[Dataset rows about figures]
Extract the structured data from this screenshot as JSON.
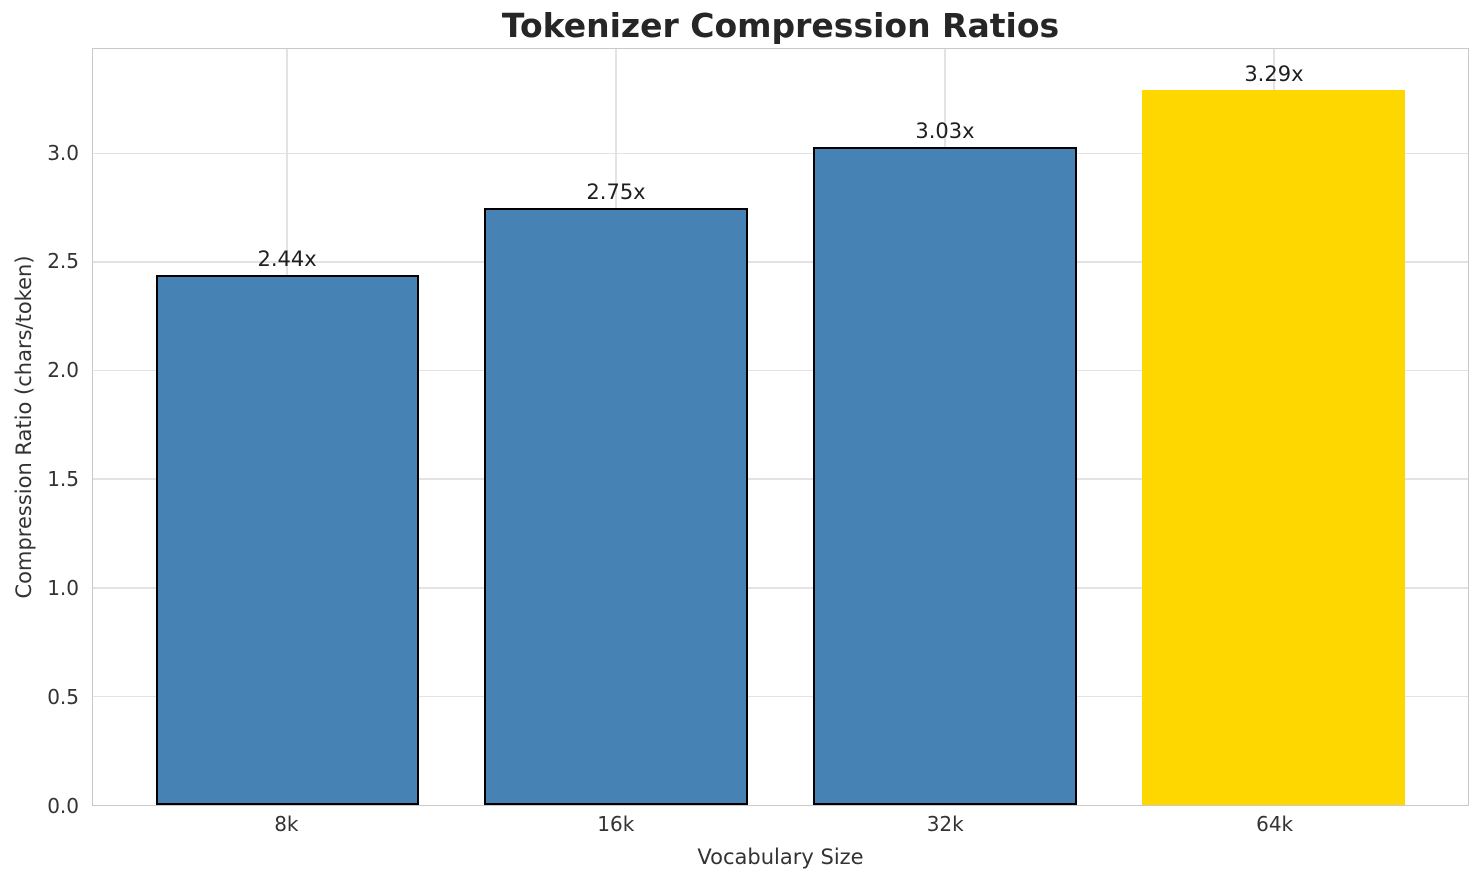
{
  "chart_data": {
    "type": "bar",
    "title": "Tokenizer Compression Ratios",
    "xlabel": "Vocabulary Size",
    "ylabel": "Compression Ratio (chars/token)",
    "categories": [
      "8k",
      "16k",
      "32k",
      "64k"
    ],
    "values": [
      2.44,
      2.75,
      3.03,
      3.29
    ],
    "value_labels": [
      "2.44x",
      "2.75x",
      "3.03x",
      "3.29x"
    ],
    "bar_colors": [
      "#4682B4",
      "#4682B4",
      "#4682B4",
      "#FFD700"
    ],
    "bar_edge_colors": [
      "#000000",
      "#000000",
      "#000000",
      "none"
    ],
    "highlight_index": 3,
    "ylim": [
      0,
      3.48
    ],
    "yticks": [
      0.0,
      0.5,
      1.0,
      1.5,
      2.0,
      2.5,
      3.0
    ],
    "ytick_labels": [
      "0.0",
      "0.5",
      "1.0",
      "1.5",
      "2.0",
      "2.5",
      "3.0"
    ],
    "grid": true,
    "legend": "none"
  },
  "colors": {
    "bar_blue": "#4682B4",
    "bar_gold": "#FFD700",
    "bar_edge": "#000000",
    "grid": "#e3e3e3",
    "spine": "#c9c9c9",
    "text": "#262626"
  }
}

*Written exercise*. Your copy of the data above should match it exactly, except that pictures are left out.

*The response*.
Extract the structured data from this screenshot as JSON.
{
  "chart_data": {
    "type": "bar",
    "title": "Tokenizer Compression Ratios",
    "xlabel": "Vocabulary Size",
    "ylabel": "Compression Ratio (chars/token)",
    "categories": [
      "8k",
      "16k",
      "32k",
      "64k"
    ],
    "values": [
      2.44,
      2.75,
      3.03,
      3.29
    ],
    "value_labels": [
      "2.44x",
      "2.75x",
      "3.03x",
      "3.29x"
    ],
    "bar_colors": [
      "#4682B4",
      "#4682B4",
      "#4682B4",
      "#FFD700"
    ],
    "bar_edge_colors": [
      "#000000",
      "#000000",
      "#000000",
      "none"
    ],
    "highlight_index": 3,
    "ylim": [
      0,
      3.48
    ],
    "yticks": [
      0.0,
      0.5,
      1.0,
      1.5,
      2.0,
      2.5,
      3.0
    ],
    "ytick_labels": [
      "0.0",
      "0.5",
      "1.0",
      "1.5",
      "2.0",
      "2.5",
      "3.0"
    ],
    "grid": true,
    "legend": "none"
  },
  "colors": {
    "bar_blue": "#4682B4",
    "bar_gold": "#FFD700",
    "bar_edge": "#000000",
    "grid": "#e3e3e3",
    "spine": "#c9c9c9",
    "text": "#262626"
  }
}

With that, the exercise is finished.